● Task prompt:
Print the data exactly as it is given, please.

● Source material:
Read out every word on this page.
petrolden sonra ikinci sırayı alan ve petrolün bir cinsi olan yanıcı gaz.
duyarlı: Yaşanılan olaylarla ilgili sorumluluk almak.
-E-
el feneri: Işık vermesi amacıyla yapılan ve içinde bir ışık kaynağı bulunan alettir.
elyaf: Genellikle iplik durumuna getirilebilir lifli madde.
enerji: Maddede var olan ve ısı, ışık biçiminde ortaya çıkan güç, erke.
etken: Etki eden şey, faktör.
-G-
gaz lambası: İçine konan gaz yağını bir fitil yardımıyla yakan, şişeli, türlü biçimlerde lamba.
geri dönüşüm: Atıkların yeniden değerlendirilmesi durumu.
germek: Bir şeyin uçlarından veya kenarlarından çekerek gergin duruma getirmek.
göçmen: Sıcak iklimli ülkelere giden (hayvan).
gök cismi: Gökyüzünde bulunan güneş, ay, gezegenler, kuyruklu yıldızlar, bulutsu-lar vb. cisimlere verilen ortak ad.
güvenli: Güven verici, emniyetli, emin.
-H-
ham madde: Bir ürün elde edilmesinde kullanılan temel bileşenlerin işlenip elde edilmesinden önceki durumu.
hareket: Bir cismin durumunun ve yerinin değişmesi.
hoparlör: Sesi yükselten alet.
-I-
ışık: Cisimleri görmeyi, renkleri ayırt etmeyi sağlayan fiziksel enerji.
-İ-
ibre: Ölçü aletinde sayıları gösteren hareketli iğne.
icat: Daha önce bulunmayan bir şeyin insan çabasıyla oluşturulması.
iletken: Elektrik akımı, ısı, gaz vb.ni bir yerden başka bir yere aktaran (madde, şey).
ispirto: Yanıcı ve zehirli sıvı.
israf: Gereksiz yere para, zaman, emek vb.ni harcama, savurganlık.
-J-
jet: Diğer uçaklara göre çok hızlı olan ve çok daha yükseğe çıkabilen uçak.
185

● Solution to this task:
Read out every word on this page.
petrolden sonra ikinci sırayı alan ve petrolün bir cinsi olan yanıcı gaz.
duyarlı: Yaşanılan olaylarla ilgili sorumluluk almak.
-E-
el feneri: Işık vermesi amacıyla yapılan ve içinde bir ışık kaynağı bulunan alettir.
elyaf: Genellikle iplik durumuna getirilebilir lifli madde.
enerji: Maddede var olan ve ısı, ışık biçiminde ortaya çıkan güç, erke.
etken: Etki eden şey, faktör.
-G-
gaz lambası: İçine konan gaz yağını bir fitil yardımıyla yakan, şişeli, türlü biçimlerde lamba.
geri dönüşüm: Atıkların yeniden değerlendirilmesi durumu.
germek: Bir şeyin uçlarından veya kenarlarından çekerek gergin duruma getirmek.
göçmen: Sıcak iklimli ülkelere giden (hayvan).
gök cismi: Gökyüzünde bulunan güneş, ay, gezegenler, kuyruklu yıldızlar, bulutsu-lar vb. cisimlere verilen ortak ad.
güvenli: Güven verici, emniyetli, emin.
-H-
ham madde: Bir ürün elde edilmesinde kullanılan temel bileşenlerin işlenip elde edilmesinden önceki durumu.
hareket: Bir cismin durumunun ve yerinin değişmesi.
hoparlör: Sesi yükselten alet.
-I-
ışık: Cisimleri görmeyi, renkleri ayırt etmeyi sağlayan fiziksel enerji.
-İ-
ibre: Ölçü aletinde sayıları gösteren hareketli iğne.
icat: Daha önce bulunmayan bir şeyin insan çabasıyla oluşturulması.
iletken: Elektrik akımı, ısı, gaz vb.ni bir yerden başka bir yere aktaran (madde, şey).
ispirto: Yanıcı ve zehirli sıvı.
israf: Gereksiz yere para, zaman, emek vb.ni harcama, savurganlık.
-J-
jet: Diğer uçaklara göre çok hızlı olan ve çok daha yükseğe çıkabilen uçak.
185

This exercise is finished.